"""

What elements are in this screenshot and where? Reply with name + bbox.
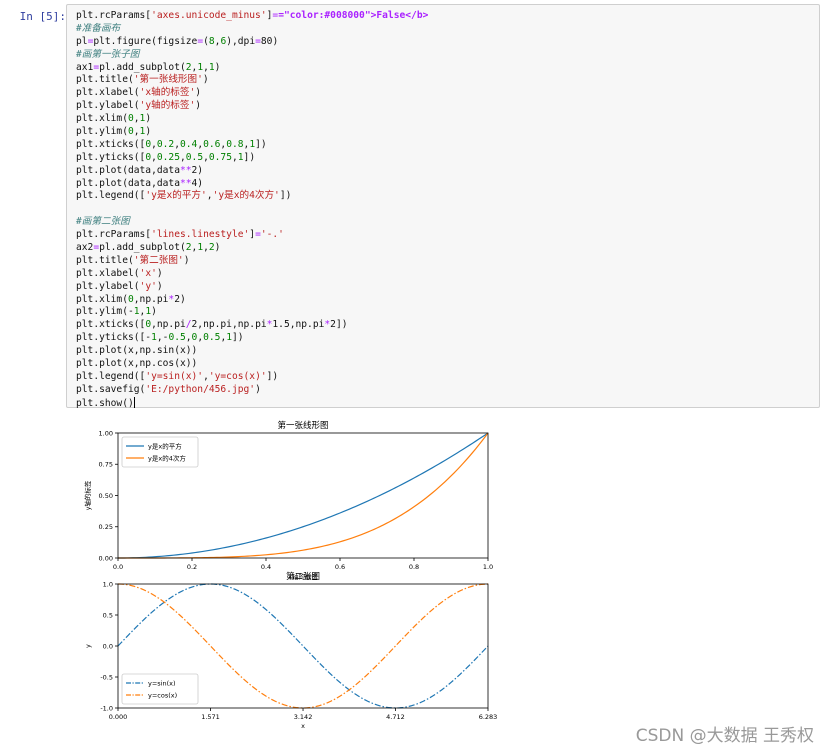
code-line: plt.yticks([-1,-0.5,0,0.5,1]) [76, 332, 244, 344]
code-line: plt.rcParams['lines.linestyle']='-.' [76, 229, 284, 241]
code-line: plt.plot(data,data**2) [76, 164, 204, 176]
code-line: plt.ylim(-1,1) [76, 306, 157, 318]
code-line: plt.savefig('E:/python/456.jpg') [76, 383, 261, 395]
code-cell[interactable]: plt.rcParams['axes.unicode_minus']=="col… [66, 4, 820, 410]
legend-label: y是x的平方 [148, 441, 182, 450]
y-tick-label: 0.50 [99, 492, 113, 500]
code-line: plt.xticks([0,np.pi/2,np.pi,np.pi*1.5,np… [76, 319, 348, 331]
x-tick-label: 0.6 [335, 563, 345, 571]
code-line: #准备画布 [76, 22, 121, 34]
code-line: #画第二张图 [76, 216, 130, 228]
legend-label: y是x的4次方 [148, 453, 186, 462]
chart-title: 第二张图 [286, 571, 320, 582]
code-line: plt.title('第二张图') [76, 254, 190, 266]
x-tick-label: 0.0 [113, 563, 123, 571]
x-tick-label: 0.8 [409, 563, 419, 571]
y-tick-label: 0.5 [103, 611, 113, 619]
code-line: plt.ylabel('y') [76, 280, 163, 292]
code-line: plt.plot(x,np.sin(x)) [76, 345, 198, 357]
code-line: plt.plot(x,np.cos(x)) [76, 358, 198, 370]
x-tick-label: 0.4 [261, 563, 271, 571]
y-tick-label: 1.0 [103, 580, 113, 588]
x-tick-label: 0.000 [109, 713, 128, 721]
code-line: plt.ylabel('y轴的标签') [76, 100, 202, 112]
input-prompt: In [5]: [19, 10, 66, 23]
x-tick-label: 4.712 [386, 713, 405, 721]
y-axis-label: y轴的标签 [83, 480, 92, 510]
code-line: plt.ylim(0,1) [76, 126, 152, 138]
y-tick-label: 0.00 [99, 554, 113, 562]
code-line: plt.xticks([0,0.2,0.4,0.6,0.8,1]) [76, 138, 267, 150]
x-tick-label: 3.142 [294, 713, 313, 721]
x-axis-label: x [301, 722, 305, 730]
code-editor[interactable]: plt.rcParams['axes.unicode_minus']=="col… [76, 10, 428, 410]
y-tick-label: -0.5 [100, 673, 113, 681]
code-line: plt.legend(['y是x的平方','y是x的4次方']) [76, 190, 292, 202]
code-line: plt.xlim(0,1) [76, 113, 152, 125]
chart-title: 第一张线形图 [277, 420, 328, 431]
code-line: ax2=pl.add_subplot(2,1,2) [76, 242, 221, 254]
code-line: plt.legend(['y=sin(x)','y=cos(x)']) [76, 370, 279, 382]
watermark: CSDN @大数据 王秀权 [635, 726, 814, 746]
legend-label: y=cos(x) [148, 691, 177, 699]
y-axis-label: y [84, 644, 92, 648]
figure-output: 第一张线形图 0.0 0.2 0.4 0.6 0.8 1.0 0.00 0.25 0.50 0.75… [83, 420, 498, 730]
code-line: pl=plt.figure(figsize=(8,6),dpi=80) [76, 35, 279, 47]
text-cursor [133, 396, 135, 408]
x-tick-label: 0.2 [187, 563, 197, 571]
code-line: plt.xlim(0,np.pi*2) [76, 293, 186, 305]
code-line: plt.plot(data,data**4) [76, 177, 204, 189]
code-line: plt.show() [76, 396, 135, 409]
y-tick-label: -1.0 [100, 704, 113, 712]
code-line: plt.title('第一张线形图') [76, 74, 209, 86]
x-tick-label: 1.0 [483, 563, 493, 571]
x-tick-label: 1.571 [201, 713, 220, 721]
x-tick-label: 6.283 [479, 713, 498, 721]
y-tick-label: 0.25 [99, 523, 113, 531]
code-line: plt.yticks([0,0.25,0.5,0.75,1]) [76, 151, 256, 163]
y-tick-label: 0.0 [103, 642, 113, 650]
legend-label: y=sin(x) [148, 679, 176, 687]
code-line: #画第一张子图 [76, 48, 140, 60]
code-line: plt.xlabel('x轴的标签') [76, 87, 202, 99]
y-tick-label: 0.75 [99, 461, 113, 469]
code-line: plt.xlabel('x') [76, 267, 163, 279]
y-tick-label: 1.00 [99, 429, 113, 437]
code-line: plt.rcParams['axes.unicode_minus']=="col… [76, 10, 429, 21]
code-line: ax1=pl.add_subplot(2,1,1) [76, 61, 221, 73]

"""

Please output the lines of the listing from the line with "code-line: plt.yticks([-1,-0.5,0,0.5,1]) [76, 332, 244, 344]" up to and including the line with "code-line: plt.ylabel('y轴的标签') [76, 100, 202, 112]", copied character for character.

**Completed exercise**
code-line: plt.yticks([-1,-0.5,0,0.5,1]) [76, 332, 244, 344]
code-line: plt.rcParams['lines.linestyle']='-.' [76, 229, 284, 241]
code-line: plt.plot(data,data**2) [76, 164, 204, 176]
code-line: plt.ylim(-1,1) [76, 306, 157, 318]
code-line: plt.savefig('E:/python/456.jpg') [76, 383, 261, 395]
code-cell[interactable]: plt.rcParams['axes.unicode_minus']=="col… [66, 4, 820, 410]
legend-label: y是x的平方 [148, 441, 182, 450]
y-tick-label: 0.50 [99, 492, 113, 500]
code-line: plt.xticks([0,np.pi/2,np.pi,np.pi*1.5,np… [76, 319, 348, 331]
x-tick-label: 0.6 [335, 563, 345, 571]
code-line: #准备画布 [76, 22, 121, 34]
code-line: #画第二张图 [76, 216, 130, 228]
legend-label: y是x的4次方 [148, 453, 186, 462]
chart-title: 第二张图 [286, 571, 320, 582]
code-line: plt.title('第二张图') [76, 254, 190, 266]
x-tick-label: 0.0 [113, 563, 123, 571]
x-tick-label: 0.8 [409, 563, 419, 571]
y-tick-label: 0.5 [103, 611, 113, 619]
code-line: plt.ylabel('y') [76, 280, 163, 292]
code-line: plt.plot(x,np.sin(x)) [76, 345, 198, 357]
code-line: plt.plot(x,np.cos(x)) [76, 358, 198, 370]
x-tick-label: 0.4 [261, 563, 271, 571]
y-tick-label: 1.0 [103, 580, 113, 588]
x-tick-label: 0.000 [109, 713, 128, 721]
code-line: plt.ylabel('y轴的标签') [76, 100, 202, 112]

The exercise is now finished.